* Direction:
What is the number of lines in these entries that include "قرار"? Write that number and no other text.

* Record excerpts:
========
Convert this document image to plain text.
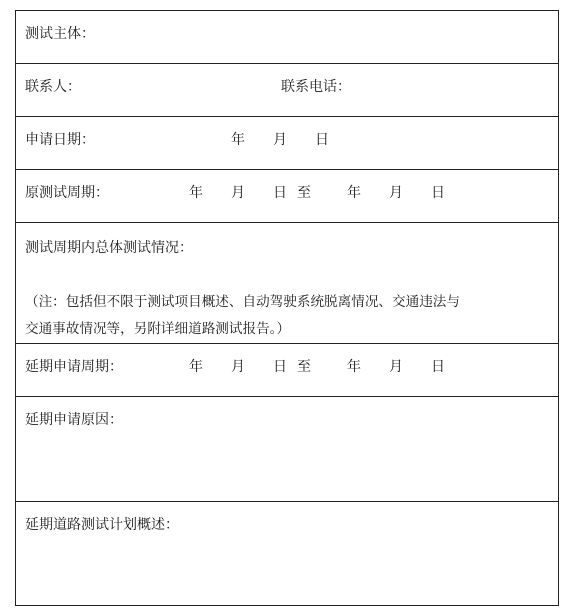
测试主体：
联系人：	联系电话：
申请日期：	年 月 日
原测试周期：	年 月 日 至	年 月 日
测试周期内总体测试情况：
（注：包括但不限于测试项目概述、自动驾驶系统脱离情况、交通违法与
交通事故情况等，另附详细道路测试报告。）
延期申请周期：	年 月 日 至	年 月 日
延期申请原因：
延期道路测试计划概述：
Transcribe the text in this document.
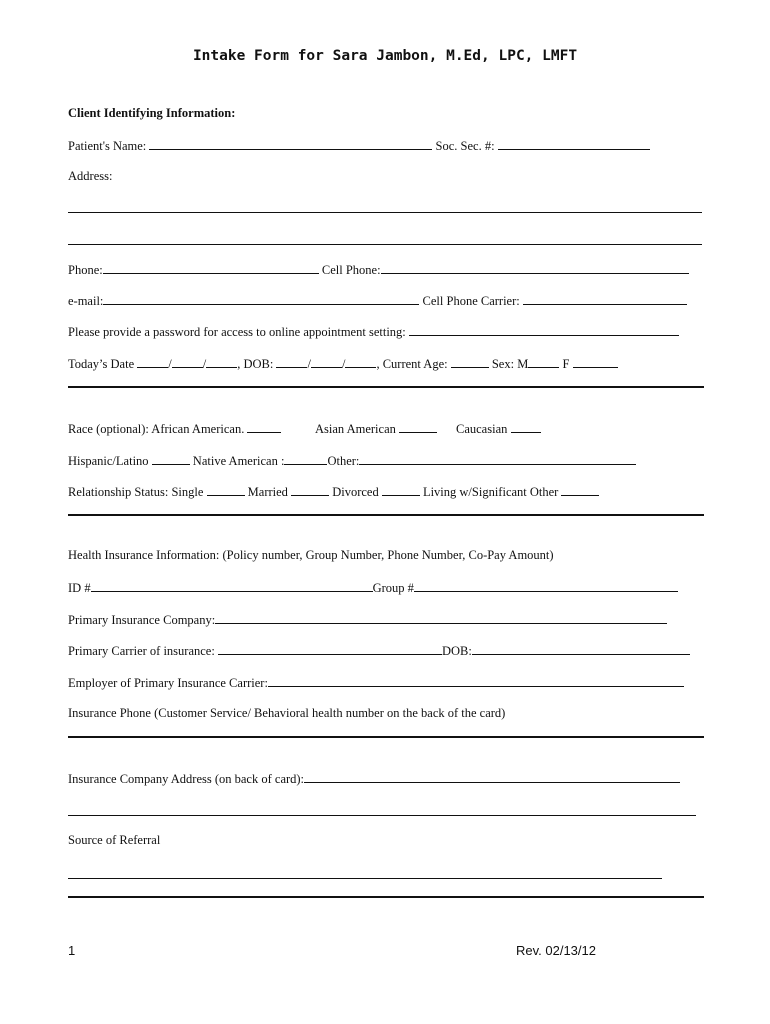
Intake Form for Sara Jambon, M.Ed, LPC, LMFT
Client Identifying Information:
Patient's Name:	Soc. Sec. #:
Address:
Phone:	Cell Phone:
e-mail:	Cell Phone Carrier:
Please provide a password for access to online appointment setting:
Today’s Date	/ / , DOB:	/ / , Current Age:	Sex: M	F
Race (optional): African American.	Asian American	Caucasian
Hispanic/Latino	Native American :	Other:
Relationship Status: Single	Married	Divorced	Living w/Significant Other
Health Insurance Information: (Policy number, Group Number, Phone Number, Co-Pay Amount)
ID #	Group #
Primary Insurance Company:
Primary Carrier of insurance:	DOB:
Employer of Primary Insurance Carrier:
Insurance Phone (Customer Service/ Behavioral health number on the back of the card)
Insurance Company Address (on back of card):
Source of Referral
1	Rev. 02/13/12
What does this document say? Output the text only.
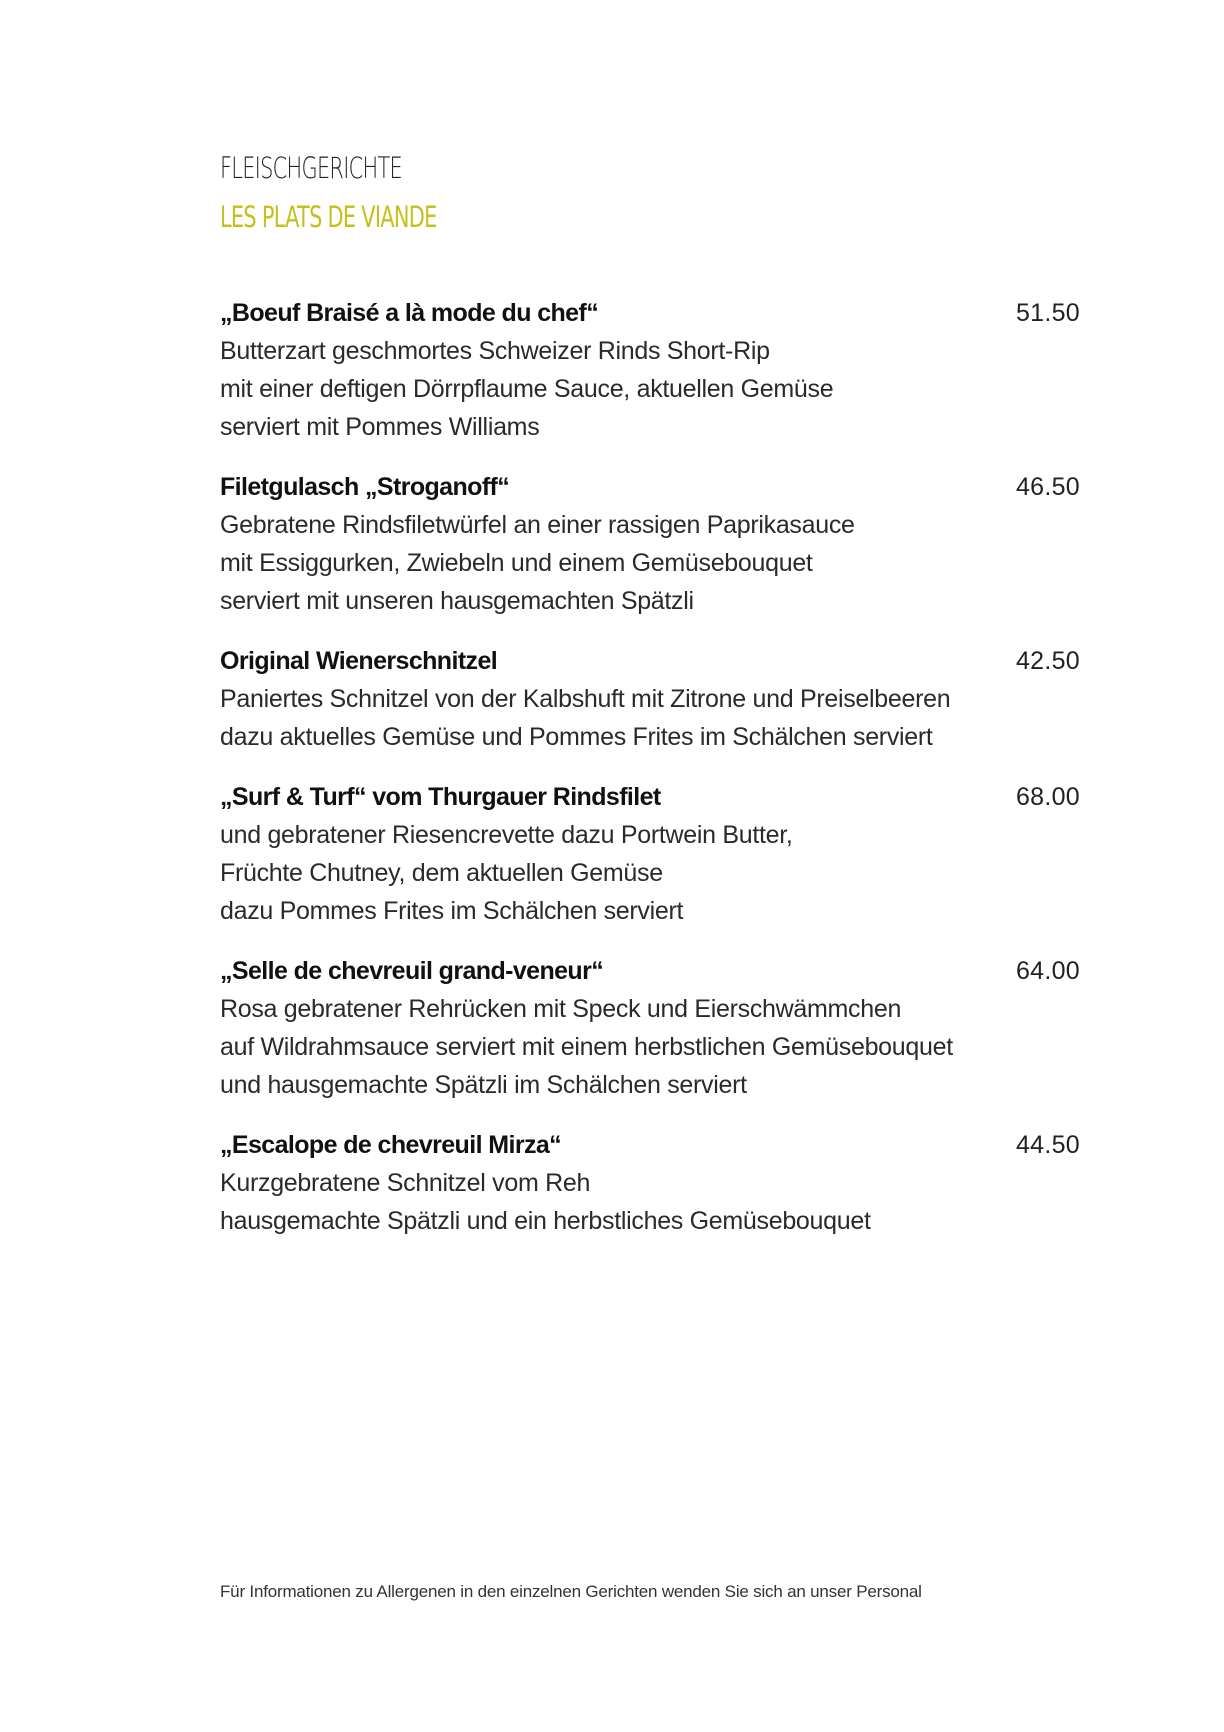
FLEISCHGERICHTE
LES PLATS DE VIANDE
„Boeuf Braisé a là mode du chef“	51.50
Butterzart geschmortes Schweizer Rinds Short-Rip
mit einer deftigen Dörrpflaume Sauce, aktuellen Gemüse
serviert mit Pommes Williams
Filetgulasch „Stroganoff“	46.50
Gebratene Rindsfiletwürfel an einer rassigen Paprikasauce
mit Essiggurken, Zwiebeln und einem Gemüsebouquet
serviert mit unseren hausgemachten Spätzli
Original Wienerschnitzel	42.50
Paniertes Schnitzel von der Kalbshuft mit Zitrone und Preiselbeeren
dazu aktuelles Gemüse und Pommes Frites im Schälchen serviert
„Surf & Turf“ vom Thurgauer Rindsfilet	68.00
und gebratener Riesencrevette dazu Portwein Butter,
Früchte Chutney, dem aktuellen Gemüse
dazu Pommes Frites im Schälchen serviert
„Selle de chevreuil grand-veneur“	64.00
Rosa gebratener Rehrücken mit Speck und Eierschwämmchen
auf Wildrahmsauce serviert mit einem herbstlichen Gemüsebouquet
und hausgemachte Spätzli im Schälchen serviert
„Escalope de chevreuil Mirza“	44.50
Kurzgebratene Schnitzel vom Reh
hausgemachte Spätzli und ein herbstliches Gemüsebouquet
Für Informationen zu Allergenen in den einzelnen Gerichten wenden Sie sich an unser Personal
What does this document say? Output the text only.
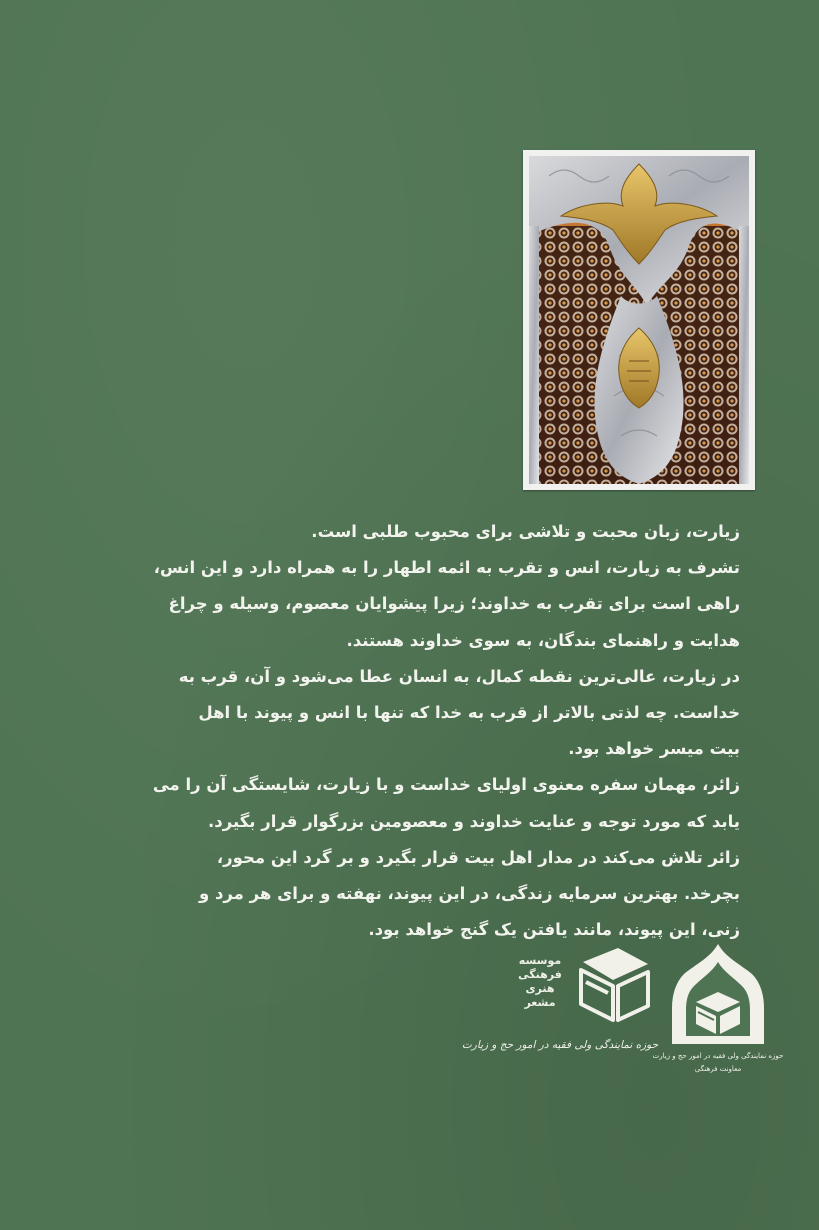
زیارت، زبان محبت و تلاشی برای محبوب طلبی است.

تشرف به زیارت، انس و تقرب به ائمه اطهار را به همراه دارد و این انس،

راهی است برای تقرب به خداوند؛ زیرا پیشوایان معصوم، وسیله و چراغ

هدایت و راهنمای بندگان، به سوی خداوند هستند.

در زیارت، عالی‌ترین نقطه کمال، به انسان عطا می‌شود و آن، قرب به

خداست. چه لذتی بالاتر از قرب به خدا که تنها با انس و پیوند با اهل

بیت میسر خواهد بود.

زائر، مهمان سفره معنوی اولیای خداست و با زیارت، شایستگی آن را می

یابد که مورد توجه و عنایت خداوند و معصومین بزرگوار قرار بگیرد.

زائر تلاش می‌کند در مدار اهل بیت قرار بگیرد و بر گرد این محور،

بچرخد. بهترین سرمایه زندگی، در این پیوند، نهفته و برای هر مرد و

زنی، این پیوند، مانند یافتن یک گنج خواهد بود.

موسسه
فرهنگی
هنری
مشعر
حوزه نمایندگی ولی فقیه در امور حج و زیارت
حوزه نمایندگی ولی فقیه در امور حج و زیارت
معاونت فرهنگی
========
* Response:
2